Go through the records and give each one again exactly.

# start of Record extracts

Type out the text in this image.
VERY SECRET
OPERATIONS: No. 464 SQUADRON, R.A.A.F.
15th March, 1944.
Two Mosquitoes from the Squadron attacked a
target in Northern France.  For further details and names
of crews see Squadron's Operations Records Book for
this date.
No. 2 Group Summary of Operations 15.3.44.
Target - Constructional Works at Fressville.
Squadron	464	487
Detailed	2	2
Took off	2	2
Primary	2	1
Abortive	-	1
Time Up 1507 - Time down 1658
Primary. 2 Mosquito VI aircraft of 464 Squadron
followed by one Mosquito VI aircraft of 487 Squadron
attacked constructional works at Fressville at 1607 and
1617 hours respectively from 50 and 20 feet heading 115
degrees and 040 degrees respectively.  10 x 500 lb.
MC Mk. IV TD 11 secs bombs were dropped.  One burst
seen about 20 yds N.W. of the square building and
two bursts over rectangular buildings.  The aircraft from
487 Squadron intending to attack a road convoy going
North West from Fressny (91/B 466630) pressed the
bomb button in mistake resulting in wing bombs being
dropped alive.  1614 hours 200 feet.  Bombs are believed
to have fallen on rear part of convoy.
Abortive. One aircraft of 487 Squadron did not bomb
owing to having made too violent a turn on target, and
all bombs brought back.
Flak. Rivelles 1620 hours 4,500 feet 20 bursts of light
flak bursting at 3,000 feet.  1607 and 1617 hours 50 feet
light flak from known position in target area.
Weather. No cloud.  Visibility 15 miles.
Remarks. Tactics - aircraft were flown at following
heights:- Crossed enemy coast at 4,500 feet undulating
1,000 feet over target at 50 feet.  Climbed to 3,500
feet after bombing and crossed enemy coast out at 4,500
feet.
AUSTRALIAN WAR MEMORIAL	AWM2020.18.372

# end of Record extracts

_Solution to the problem_:
Type out the text in this image.
VERY SECRET
OPERATIONS: No. 464 SQUADRON, R.A.A.F.
15th March, 1944.
Two Mosquitoes from the Squadron attacked a
target in Northern France.  For further details and names
of crews see Squadron's Operations Records Book for
this date.
No. 2 Group Summary of Operations 15.3.44.
Target - Constructional Works at Fressville.
Squadron	464	487
Detailed	2	2
Took off	2	2
Primary	2	1
Abortive	-	1
Time Up 1507 - Time down 1658
Primary. 2 Mosquito VI aircraft of 464 Squadron
followed by one Mosquito VI aircraft of 487 Squadron
attacked constructional works at Fressville at 1607 and
1617 hours respectively from 50 and 20 feet heading 115
degrees and 040 degrees respectively.  10 x 500 lb.
MC Mk. IV TD 11 secs bombs were dropped.  One burst
seen about 20 yds N.W. of the square building and
two bursts over rectangular buildings.  The aircraft from
487 Squadron intending to attack a road convoy going
North West from Fressny (91/B 466630) pressed the
bomb button in mistake resulting in wing bombs being
dropped alive.  1614 hours 200 feet.  Bombs are believed
to have fallen on rear part of convoy.
Abortive. One aircraft of 487 Squadron did not bomb
owing to having made too violent a turn on target, and
all bombs brought back.
Flak. Rivelles 1620 hours 4,500 feet 20 bursts of light
flak bursting at 3,000 feet.  1607 and 1617 hours 50 feet
light flak from known position in target area.
Weather. No cloud.  Visibility 15 miles.
Remarks. Tactics - aircraft were flown at following
heights:- Crossed enemy coast at 4,500 feet undulating
1,000 feet over target at 50 feet.  Climbed to 3,500
feet after bombing and crossed enemy coast out at 4,500
feet.
AUSTRALIAN WAR MEMORIAL	AWM2020.18.372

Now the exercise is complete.